Tuesday, July 12, 2011

When It's Right, You'll Know It

Even in its state of disrepair, I knew I'd
found my home.

   On a Tuesday morning in mid-June, I found myself once more driving past the familiar Talladega Super Speedway. on my way to Atlanta. I had an 11:30 rendezvous with a lavender bridesmaid dress. My friend Kaye is getting married for the first time and I was happy to oblige her request that I stand up in her honor. "I'll wear a feed sack, if that's what you want," I said, although I was relieved to find she had selected a fashionable forties-style knee-length number instead. Two years ago, Kaye met her true love, and they are destined to be wed in July. When I met her husband-to-be, Todd, I could understand why she knew he was "the one" within a few short weeks of their meeting. He had all the right stuff: smart, self-aware, very kind and compassionate, with a great sense of humor—plus he looks like Steven Spielberg.
   I stopped at the Starbucks in Oxford to fuel up on an iced-Chai Latte and called my realtor, Shirley, who was anxious to hear my reaction to the inspection report on the house I had contracted to purchase. After my first ill-fated attempt at home buying, I now had my financial ducks in a row and was ramping up for the big commitment. In hindsight, I was grateful that first house fell through. The initial disappointment gave way to clarity, and I knew more now about what I required in a home—specifically, what I could live without and what was essential to my happiness.
   I'd been looking at homes in the neighborhood where I lived with my now-ex-husband for the past seven years. I wanted to stay close to Jack's school, but houses in the area come at a premium, and property taxes reflect the neighborhood's fine public school system. Plus, to stay in the same 'hood meant running into my past. When I thought of my dream house, something different always came to mind: An airy, two-story home, with a porch, a foyer, spacious rooms with high, high ceilings and solid, hardwood floors, built-in cabinets, french doors, and a claw-foot tub. Unfortunately, I could not afford this house in my old zip code.
   One day, while checking the dismal real estate listings in my price-range, I typed in the zip code of a nearby neighbor known for its historic homes. Images of turn-of-the-20th-century Craftsman bungalows and stately Victorians soon populated my search results. I could get twice the home and be just a 10-minute commute away from Jack's school.

----

**What to produce:** Continue the house-hunting blog post from its final sentence.

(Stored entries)

----

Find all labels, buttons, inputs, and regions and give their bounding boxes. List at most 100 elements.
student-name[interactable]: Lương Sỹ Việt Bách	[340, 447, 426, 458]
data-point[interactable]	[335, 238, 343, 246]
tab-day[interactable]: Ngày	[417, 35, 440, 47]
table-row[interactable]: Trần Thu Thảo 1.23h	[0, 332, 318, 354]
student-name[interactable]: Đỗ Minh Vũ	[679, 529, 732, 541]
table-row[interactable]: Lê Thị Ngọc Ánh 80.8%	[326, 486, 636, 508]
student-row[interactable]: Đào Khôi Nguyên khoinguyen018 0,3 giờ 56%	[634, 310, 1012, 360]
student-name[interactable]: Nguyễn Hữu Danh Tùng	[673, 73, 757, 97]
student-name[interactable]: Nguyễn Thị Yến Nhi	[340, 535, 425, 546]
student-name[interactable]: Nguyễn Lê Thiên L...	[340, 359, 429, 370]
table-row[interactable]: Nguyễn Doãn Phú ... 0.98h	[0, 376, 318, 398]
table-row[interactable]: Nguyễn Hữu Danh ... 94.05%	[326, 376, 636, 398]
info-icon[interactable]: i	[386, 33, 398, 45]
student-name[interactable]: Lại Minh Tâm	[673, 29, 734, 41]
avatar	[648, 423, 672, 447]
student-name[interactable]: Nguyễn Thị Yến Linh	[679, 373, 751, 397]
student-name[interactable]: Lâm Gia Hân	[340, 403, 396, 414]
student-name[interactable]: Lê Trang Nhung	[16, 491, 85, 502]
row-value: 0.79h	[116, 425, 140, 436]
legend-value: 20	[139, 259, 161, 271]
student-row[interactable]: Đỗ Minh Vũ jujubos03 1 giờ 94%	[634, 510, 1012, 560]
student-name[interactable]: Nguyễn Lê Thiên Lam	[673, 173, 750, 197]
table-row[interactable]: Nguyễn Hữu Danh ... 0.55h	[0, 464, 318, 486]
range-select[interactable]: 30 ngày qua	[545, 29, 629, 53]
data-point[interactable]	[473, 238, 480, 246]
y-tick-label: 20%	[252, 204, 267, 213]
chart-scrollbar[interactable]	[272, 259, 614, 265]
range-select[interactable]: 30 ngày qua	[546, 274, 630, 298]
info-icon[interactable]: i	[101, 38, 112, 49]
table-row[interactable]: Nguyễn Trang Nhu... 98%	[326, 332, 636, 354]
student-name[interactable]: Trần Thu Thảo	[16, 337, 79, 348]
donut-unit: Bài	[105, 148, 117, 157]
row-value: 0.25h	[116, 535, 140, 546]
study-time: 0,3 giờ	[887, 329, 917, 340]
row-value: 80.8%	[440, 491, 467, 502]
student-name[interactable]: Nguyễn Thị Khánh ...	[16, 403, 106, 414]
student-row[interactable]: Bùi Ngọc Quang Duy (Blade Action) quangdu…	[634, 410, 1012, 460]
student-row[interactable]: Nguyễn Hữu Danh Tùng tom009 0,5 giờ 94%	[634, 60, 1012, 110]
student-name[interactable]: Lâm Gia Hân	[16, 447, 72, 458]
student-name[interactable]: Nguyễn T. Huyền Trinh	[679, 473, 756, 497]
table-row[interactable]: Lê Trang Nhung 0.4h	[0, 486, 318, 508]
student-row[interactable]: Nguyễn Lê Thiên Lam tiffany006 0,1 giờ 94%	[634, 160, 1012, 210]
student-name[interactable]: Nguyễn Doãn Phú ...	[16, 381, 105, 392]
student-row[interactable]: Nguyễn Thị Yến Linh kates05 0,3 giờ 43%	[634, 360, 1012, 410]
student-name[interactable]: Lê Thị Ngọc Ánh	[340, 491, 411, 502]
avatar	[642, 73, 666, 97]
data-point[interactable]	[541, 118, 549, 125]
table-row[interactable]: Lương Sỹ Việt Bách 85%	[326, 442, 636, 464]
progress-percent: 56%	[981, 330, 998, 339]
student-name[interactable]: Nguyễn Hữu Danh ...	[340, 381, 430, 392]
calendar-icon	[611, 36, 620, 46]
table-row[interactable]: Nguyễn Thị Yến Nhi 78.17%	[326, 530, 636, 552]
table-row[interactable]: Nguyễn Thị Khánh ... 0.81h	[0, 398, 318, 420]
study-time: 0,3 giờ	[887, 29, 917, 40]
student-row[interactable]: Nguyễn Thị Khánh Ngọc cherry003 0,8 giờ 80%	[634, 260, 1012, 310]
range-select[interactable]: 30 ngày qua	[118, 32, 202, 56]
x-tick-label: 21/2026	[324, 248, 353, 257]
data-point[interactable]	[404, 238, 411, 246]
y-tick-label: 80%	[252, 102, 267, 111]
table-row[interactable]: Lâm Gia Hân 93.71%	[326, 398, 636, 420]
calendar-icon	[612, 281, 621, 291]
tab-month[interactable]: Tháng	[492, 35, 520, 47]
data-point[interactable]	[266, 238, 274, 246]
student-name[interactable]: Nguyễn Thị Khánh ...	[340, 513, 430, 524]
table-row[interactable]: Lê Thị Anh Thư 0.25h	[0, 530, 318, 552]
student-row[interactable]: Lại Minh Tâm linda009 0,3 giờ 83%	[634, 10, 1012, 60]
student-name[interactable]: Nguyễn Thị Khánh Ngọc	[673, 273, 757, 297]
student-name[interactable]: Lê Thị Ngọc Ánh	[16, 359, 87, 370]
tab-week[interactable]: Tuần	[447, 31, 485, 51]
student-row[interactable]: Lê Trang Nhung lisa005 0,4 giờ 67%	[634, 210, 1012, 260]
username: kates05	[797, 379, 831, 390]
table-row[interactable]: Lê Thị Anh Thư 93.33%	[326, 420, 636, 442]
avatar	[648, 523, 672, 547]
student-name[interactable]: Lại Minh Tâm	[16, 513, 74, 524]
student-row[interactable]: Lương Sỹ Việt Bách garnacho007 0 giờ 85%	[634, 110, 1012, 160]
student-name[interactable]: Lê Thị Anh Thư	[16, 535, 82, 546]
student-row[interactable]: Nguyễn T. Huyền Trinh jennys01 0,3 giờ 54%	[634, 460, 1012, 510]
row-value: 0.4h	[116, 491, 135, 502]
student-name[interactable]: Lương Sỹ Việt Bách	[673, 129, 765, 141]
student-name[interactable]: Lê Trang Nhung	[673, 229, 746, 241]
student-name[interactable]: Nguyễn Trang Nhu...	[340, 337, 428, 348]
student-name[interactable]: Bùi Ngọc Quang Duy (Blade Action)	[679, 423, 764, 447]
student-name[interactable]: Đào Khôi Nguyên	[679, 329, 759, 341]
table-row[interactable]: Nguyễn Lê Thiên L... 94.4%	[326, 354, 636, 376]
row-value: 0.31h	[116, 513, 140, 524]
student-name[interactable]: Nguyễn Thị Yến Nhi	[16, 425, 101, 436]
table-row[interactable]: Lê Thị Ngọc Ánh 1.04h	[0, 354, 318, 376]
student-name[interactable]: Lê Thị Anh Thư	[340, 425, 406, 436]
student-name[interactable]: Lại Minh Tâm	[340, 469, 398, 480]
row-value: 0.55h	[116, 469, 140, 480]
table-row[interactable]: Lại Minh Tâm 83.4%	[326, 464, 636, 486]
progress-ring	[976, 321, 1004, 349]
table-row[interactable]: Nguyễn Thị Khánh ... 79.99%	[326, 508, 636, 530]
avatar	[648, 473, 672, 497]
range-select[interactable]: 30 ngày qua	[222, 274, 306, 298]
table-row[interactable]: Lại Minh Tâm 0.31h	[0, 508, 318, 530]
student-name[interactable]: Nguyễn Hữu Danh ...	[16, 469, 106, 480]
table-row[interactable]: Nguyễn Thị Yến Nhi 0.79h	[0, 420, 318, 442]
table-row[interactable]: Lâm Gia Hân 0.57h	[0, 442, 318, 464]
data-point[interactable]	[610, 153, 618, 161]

----

**Response:**
   The first house that caught my eye was a grand Craftsman, which needed a new roof and soffits, but was well-priced. It was in "short sale," which meant the bank, as well as the owner, would have to approve the offer and months could pass before receiving an answer on a contract. The home possessed the aesthetic all details I desired—right down to the claw-foot tub—but it had also suffered from some bad remodeling along the way. There would still be trade-offs. As the realtor and I stood outside, admiring the detailed gables, I noticed a similar house under renovation two doors down.
   "What's going on with that house?" I asked. Many homes in this area are fixed up and split into apartments to accommodate the college students.
   "Oh, that house?" the realtor said. "The guy who bought it is fixing it up to sell. It will be a single family home, but all new inside. Not what you want at all."
   I envisioned a sterile, new interior, gutted of all charm and didn't give that house a second thought. We continued on to tour another home, also a Craftsman design, but smaller and with fewer historic amenities. This home had the basics (hardwood floors, high ceilings, a charming staircase leading to three bedrooms upstairs), however, and seemed move-in ready. I could close by the end of July and be done with the time-consuming house-hunting process.
   "This house will be more manageable for you,"Shirley said. "Since it's smaller, it will be less expensive to heat and cool, too."
   The realtor's practical advice beat down my desire for aesthetics. The larger home did seem imposing and needed a lot work. I decided to write an offer on the smaller Craftsman. I would install my own claw-foot tub, thank you very much! I wrote a fair offer, and told the realtor I would not negotiate. Of course, my contract was contingent on having a home inspector peruse the place thoroughly. To my surprise, the Sellers accepted my price and met all my terms, save one: They wanted the inspection conducted quickly so as not to drag out the process. Although I was very busy and traveling on Tuesday, after making a few calls, Earl the home inspector, agreed to meet me first thing on Monday.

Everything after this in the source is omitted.